Required work: Copy every line from the material below that holds "desarrollo".

(Saved entries)

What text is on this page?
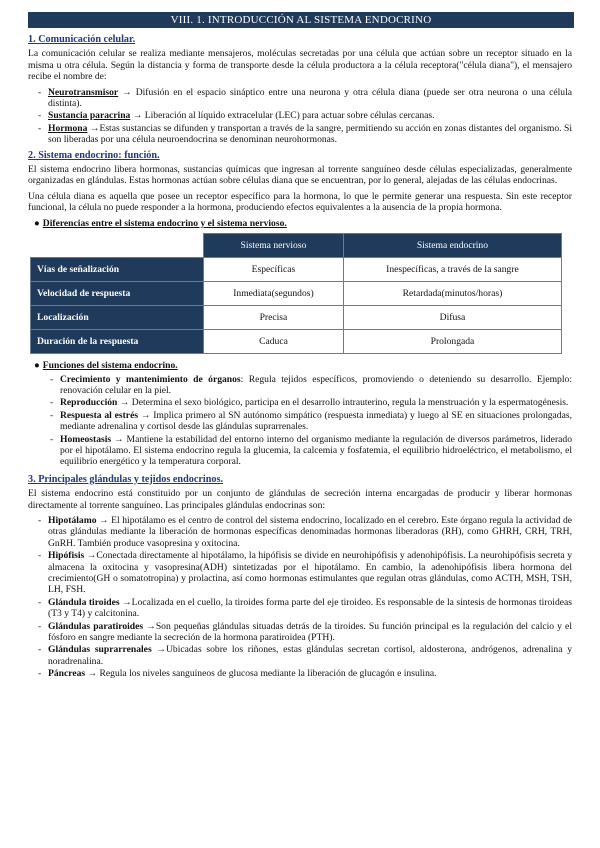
VIII. 1. INTRODUCCIÓN AL SISTEMA ENDOCRINO
1. Comunicación celular.

La comunicación celular se realiza mediante mensajeros, moléculas secretadas por una célula que actúan sobre un receptor situado en la misma u otra célula. Según la distancia y forma de transporte desde la célula productora a la célula receptora("célula diana"), el mensajero recibe el nombre de:

- Neurotransmisor → Difusión en el espacio sináptico entre una neurona y otra célula diana (puede ser otra neurona o una célula distinta).
- Sustancia paracrina → Liberación al líquido extracelular (LEC) para actuar sobre células cercanas.
- Hormona →Estas sustancias se difunden y transportan a través de la sangre, permitiendo su acción en zonas distantes del organismo. Si son liberadas por una célula neuroendocrina se denominan neurohormonas.
2. Sistema endocrino: función.

El sistema endocrino libera hormonas, sustancias químicas que ingresan al torrente sanguíneo desde células especializadas, generalmente organizadas en glándulas. Estas hormonas actúan sobre células diana que se encuentran, por lo general, alejadas de las células endocrinas.

Una célula diana es aquella que posee un receptor específico para la hormona, lo que le permite generar una respuesta. Sin este receptor funcional, la célula no puede responder a la hormona, produciendo efectos equivalentes a la ausencia de la propia hormona.

● Diferencias entre el sistema endocrino y el sistema nervioso.
	Sistema nervioso	Sistema endocrino
Vías de señalización	Específicas	Inespecíficas, a través de la sangre
Velocidad de respuesta	Inmediata(segundos)	Retardada(minutos/horas)
Localización	Precisa	Difusa
Duración de la respuesta	Caduca	Prolongada
● Funciones del sistema endocrino.
- Crecimiento y mantenimiento de órganos: Regula tejidos específicos, promoviendo o deteniendo su desarrollo. Ejemplo: renovación celular en la piel.
- Reproducción → Determina el sexo biológico, participa en el desarrollo intrauterino, regula la menstruación y la espermatogénesis.
- Respuesta al estrés → Implica primero al SN autónomo simpático (respuesta inmediata) y luego al SE en situaciones prolongadas, mediante adrenalina y cortisol desde las glándulas suprarrenales.
- Homeostasis → Mantiene la estabilidad del entorno interno del organismo mediante la regulación de diversos parámetros, liderado por el hipotálamo. El sistema endocrino regula la glucemia, la calcemia y fosfatemia, el equilibrio hidroeléctrico, el metabolismo, el equilibrio energético y la temperatura corporal.
3. Principales glándulas y tejidos endocrinos.

El sistema endocrino está constituido por un conjunto de glándulas de secreción interna encargadas de producir y liberar hormonas directamente al torrente sanguíneo. Las principales glándulas endocrinas son:

- Hipotálamo → El hipotálamo es el centro de control del sistema endocrino, localizado en el cerebro. Este órgano regula la actividad de otras glándulas mediante la liberación de hormonas específicas denominadas hormonas liberadoras (RH), como GHRH, CRH, TRH, GnRH. También produce vasopresina y oxitocina.
- Hipófisis →Conectada directamente al hipotálamo, la hipófisis se divide en neurohipófisis y adenohipófisis. La neurohipófisis secreta y almacena la oxitocina y vasopresina(ADH) sintetizadas por el hipotálamo. En cambio, la adenohipófisis libera hormona del crecimiento(GH o somatotropina) y prolactina, así como hormonas estimulantes que regulan otras glándulas, como ACTH, MSH, TSH, LH, FSH.
- Glándula tiroides →Localizada en el cuello, la tiroides forma parte del eje tiroideo. Es responsable de la síntesis de hormonas tiroideas (T3 y T4) y calcitonina.
- Glándulas paratiroides →Son pequeñas glándulas situadas detrás de la tiroides. Su función principal es la regulación del calcio y el fósforo en sangre mediante la secreción de la hormona paratiroidea (PTH).
- Glándulas suprarrenales →Ubicadas sobre los riñones, estas glándulas secretan cortisol, aldosterona, andrógenos, adrenalina y noradrenalina.
- Páncreas → Regula los niveles sanguíneos de glucosa mediante la liberación de glucagón e insulina.
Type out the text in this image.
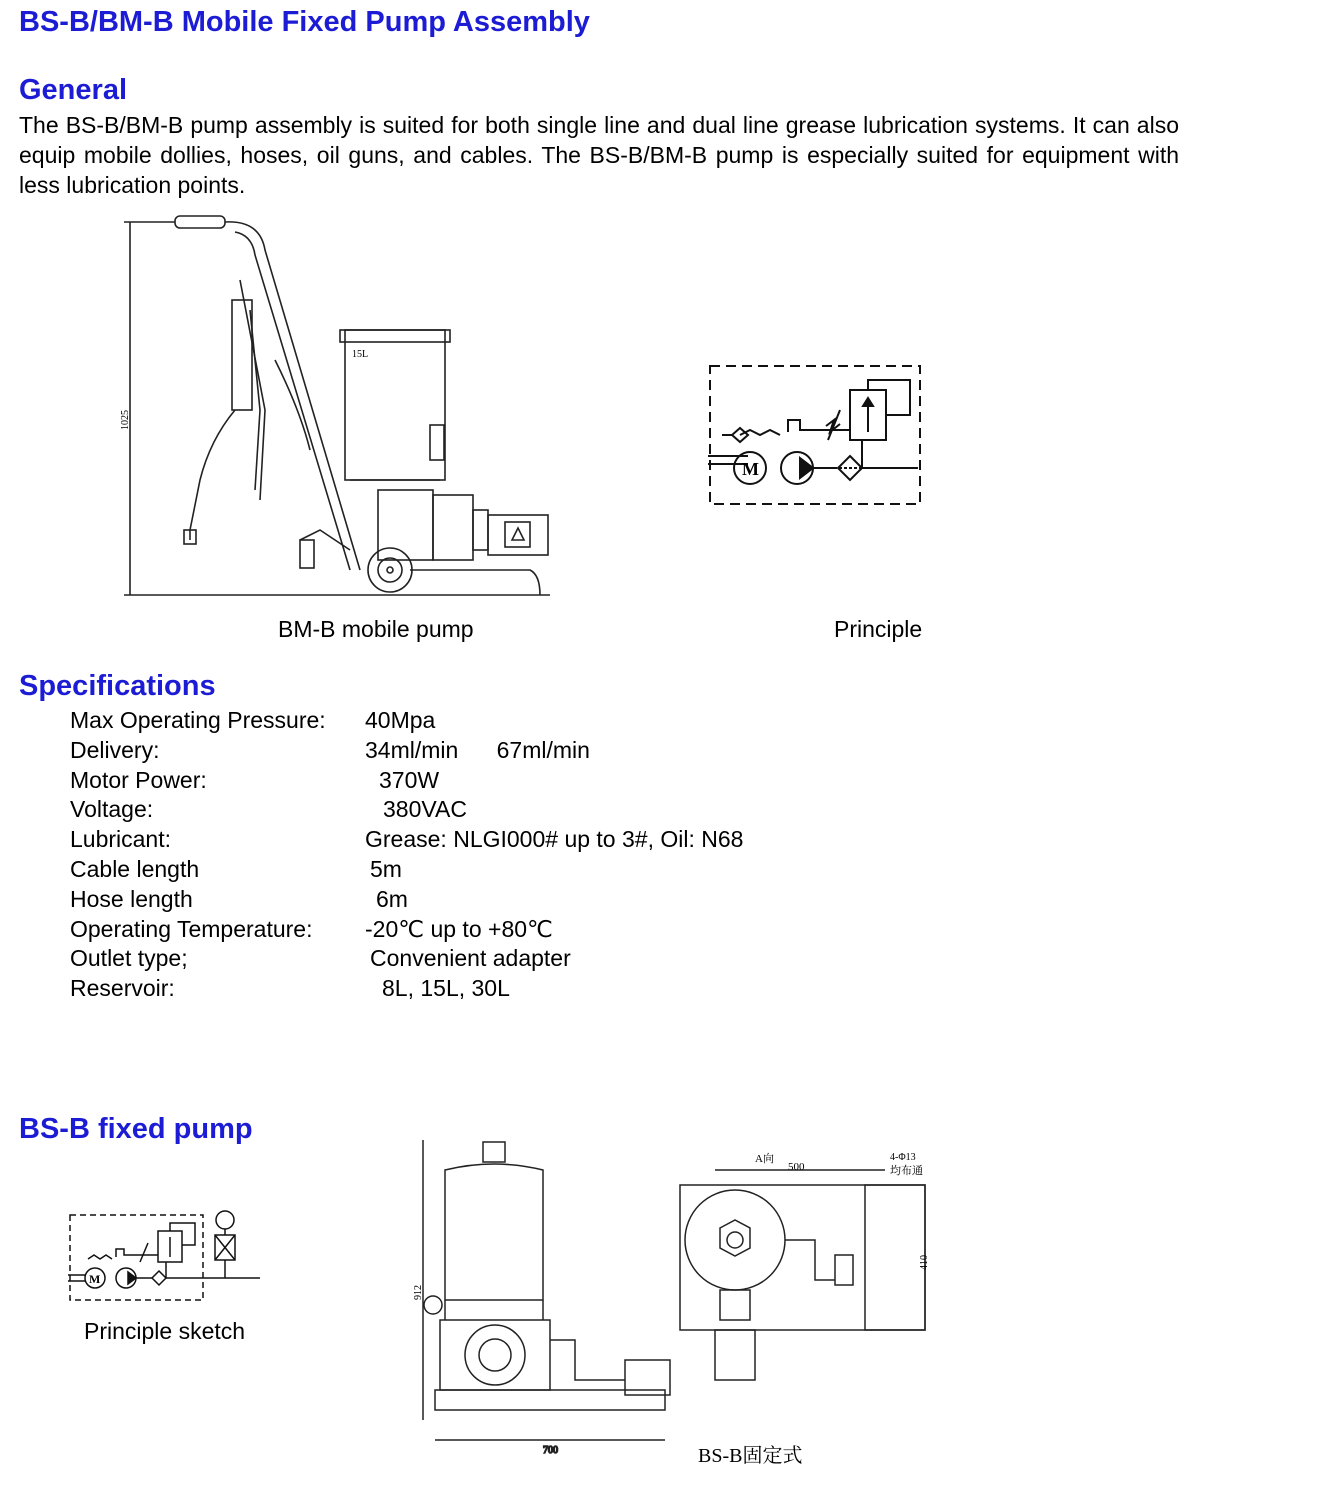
BS-B/BM-B Mobile Fixed Pump Assembly
General

The BS-B/BM-B pump assembly is suited for both single line and dual line grease lubrication systems. It can also equip mobile dollies, hoses, oil guns, and cables. The BS-B/BM-B pump is especially suited for equipment with less lubrication points.

15L
1025
BM-B mobile pump
M
Principle
Specifications
Max Operating Pressure: 40Mpa
Delivery:	34ml/min      67ml/min
Motor Power:	370W
Voltage:	380VAC
Lubricant:	Grease: NLGI000# up to 3#, Oil: N68
Cable length	5m
Hose length	6m
Operating Temperature: -20℃ up to +80℃
Outlet type;	Convenient adapter
Reservoir:	8L, 15L, 30L
BS-B fixed pump
M
Principle sketch
700
A向
500
4-Φ13
均布通
410
912
BS-B固定式
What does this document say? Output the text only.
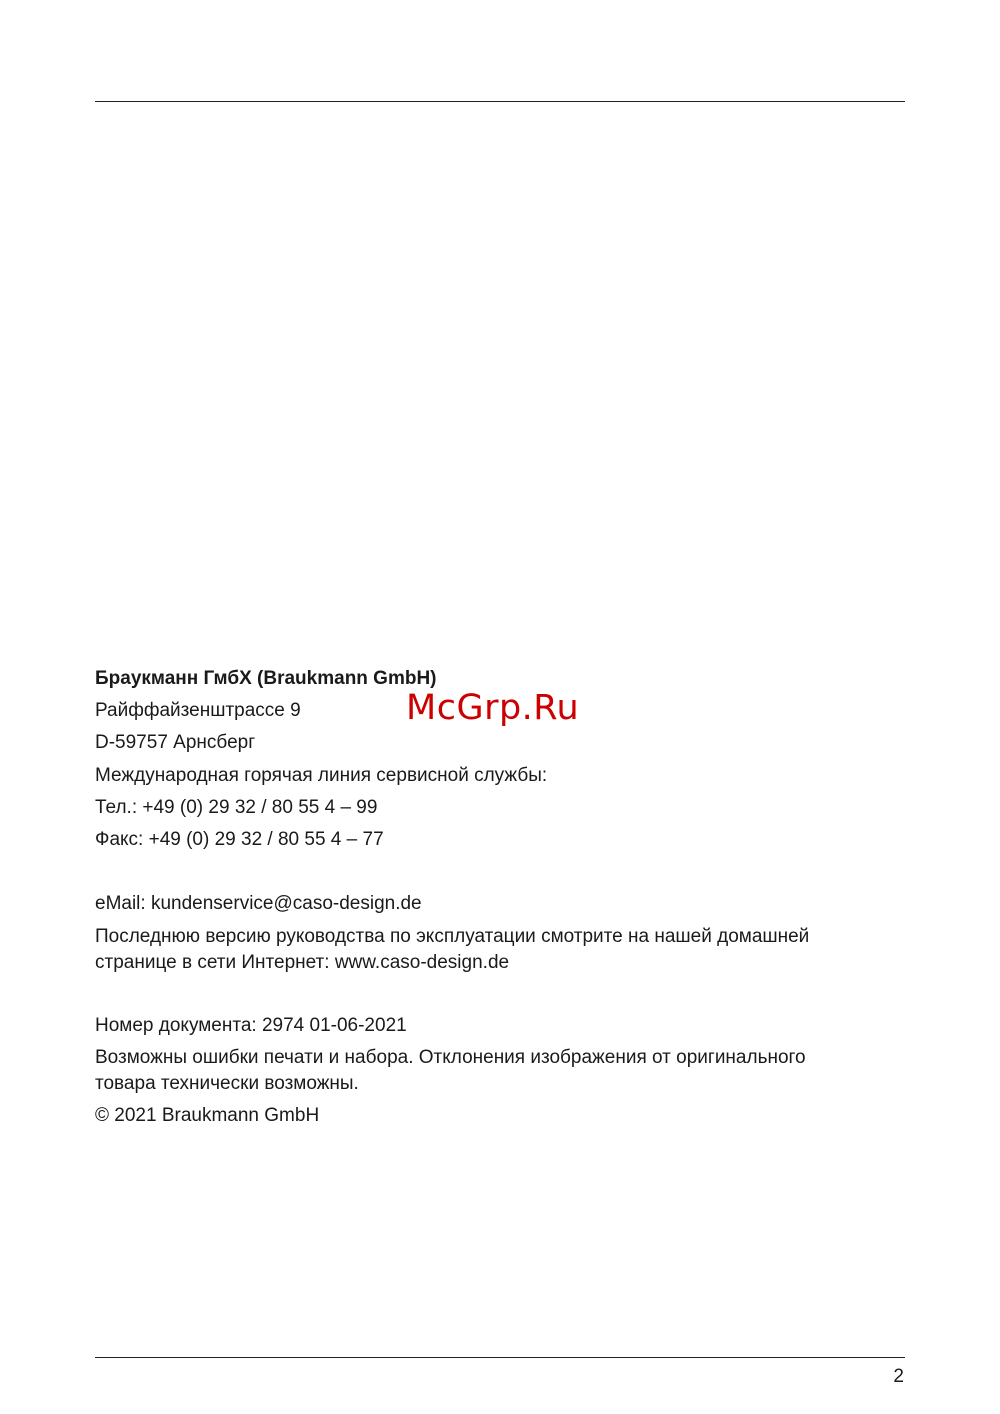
Браукманн ГмбХ (Braukmann GmbH)
Райффайзенштрассе 9	McGrp.Ru
D-59757 Арнсберг
Международная горячая линия сервисной службы:
Тел.: +49 (0) 29 32 / 80 55 4 – 99
Факс: +49 (0) 29 32 / 80 55 4 – 77
eMail: kundenservice@caso-design.de
Последнюю версию руководства по эксплуатации смотрите на нашей домашней
странице в сети Интернет: www.caso-design.de
Номер документа: 2974 01-06-2021
Возможны ошибки печати и набора. Отклонения изображения от оригинального
товара технически возможны.
© 2021 Braukmann GmbH
2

Answer to the exercise:
- Crecimiento y mantenimiento de órganos: Regula tejidos específicos, promoviendo o deteniendo su desarrollo. Ejemplo: renovación celular en la piel.
- Reproducción → Determina el sexo biológico, participa en el desarrollo intrauterino, regula la menstruación y la espermatogénesis.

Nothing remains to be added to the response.